Provide the records once more, identical to the original.

BEGIN Supplied records

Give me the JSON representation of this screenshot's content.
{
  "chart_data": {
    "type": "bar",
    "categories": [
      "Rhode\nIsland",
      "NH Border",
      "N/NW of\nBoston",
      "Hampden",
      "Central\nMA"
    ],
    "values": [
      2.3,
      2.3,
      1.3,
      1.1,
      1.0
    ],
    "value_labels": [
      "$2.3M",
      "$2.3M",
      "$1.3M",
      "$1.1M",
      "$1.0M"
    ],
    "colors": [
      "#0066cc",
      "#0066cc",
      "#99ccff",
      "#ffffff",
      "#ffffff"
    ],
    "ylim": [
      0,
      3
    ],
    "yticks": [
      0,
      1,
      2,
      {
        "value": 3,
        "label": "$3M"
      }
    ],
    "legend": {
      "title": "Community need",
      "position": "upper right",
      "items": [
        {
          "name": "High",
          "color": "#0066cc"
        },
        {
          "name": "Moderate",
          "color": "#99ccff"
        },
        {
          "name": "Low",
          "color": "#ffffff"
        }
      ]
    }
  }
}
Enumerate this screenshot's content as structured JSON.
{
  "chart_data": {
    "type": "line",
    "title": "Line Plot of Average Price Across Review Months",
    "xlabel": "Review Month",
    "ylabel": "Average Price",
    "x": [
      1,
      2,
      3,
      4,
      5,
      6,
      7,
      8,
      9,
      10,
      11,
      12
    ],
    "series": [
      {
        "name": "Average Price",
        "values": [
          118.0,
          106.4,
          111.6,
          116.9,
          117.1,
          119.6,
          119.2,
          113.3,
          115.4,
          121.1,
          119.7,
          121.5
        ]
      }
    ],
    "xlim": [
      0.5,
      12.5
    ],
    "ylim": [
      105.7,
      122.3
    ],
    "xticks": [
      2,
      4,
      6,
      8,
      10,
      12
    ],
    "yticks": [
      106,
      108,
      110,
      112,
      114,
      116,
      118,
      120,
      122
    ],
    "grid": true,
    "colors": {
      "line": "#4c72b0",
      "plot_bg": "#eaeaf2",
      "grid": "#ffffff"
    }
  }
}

END Supplied records

▶ [Exercise solution]:
Give me the JSON representation of this screenshot's content.
{
  "chart_data": {
    "type": "bar",
    "categories": [
      "Rhode\nIsland",
      "NH Border",
      "N/NW of\nBoston",
      "Hampden",
      "Central\nMA"
    ],
    "values": [
      2.3,
      2.3,
      1.3,
      1.1,
      1.0
    ],
    "value_labels": [
      "$2.3M",
      "$2.3M",
      "$1.3M",
      "$1.1M",
      "$1.0M"
    ],
    "colors": [
      "#0066cc",
      "#0066cc",
      "#99ccff",
      "#ffffff",
      "#ffffff"
    ],
    "ylim": [
      0,
      3
    ],
    "yticks": [
      0,
      1,
      2,
      {
        "value": 3,
        "label": "$3M"
      }
    ],
    "legend": {
      "title": "Community need",
      "position": "upper right",
      "items": [
        {
          "name": "High",
          "color": "#0066cc"
        },
        {
          "name": "Moderate",
          "color": "#99ccff"
        },
        {
          "name": "Low",
          "color": "#ffffff"
        }
      ]
    }
  }
}
Enumerate this screenshot's content as structured JSON.
{
  "chart_data": {
    "type": "line",
    "title": "Line Plot of Average Price Across Review Months",
    "xlabel": "Review Month",
    "ylabel": "Average Price",
    "x": [
      1,
      2,
      3,
      4,
      5,
      6,
      7,
      8,
      9,
      10,
      11,
      12
    ],
    "series": [
      {
        "name": "Average Price",
        "values": [
          118.0,
          106.4,
          111.6,
          116.9,
          117.1,
          119.6,
          119.2,
          113.3,
          115.4,
          121.1,
          119.7,
          121.5
        ]
      }
    ],
    "xlim": [
      0.5,
      12.5
    ],
    "ylim": [
      105.7,
      122.3
    ],
    "xticks": [
      2,
      4,
      6,
      8,
      10,
      12
    ],
    "yticks": [
      106,
      108,
      110,
      112,
      114,
      116,
      118,
      120,
      122
    ],
    "grid": true,
    "colors": {
      "line": "#4c72b0",
      "plot_bg": "#eaeaf2",
      "grid": "#ffffff"
    }
  }
}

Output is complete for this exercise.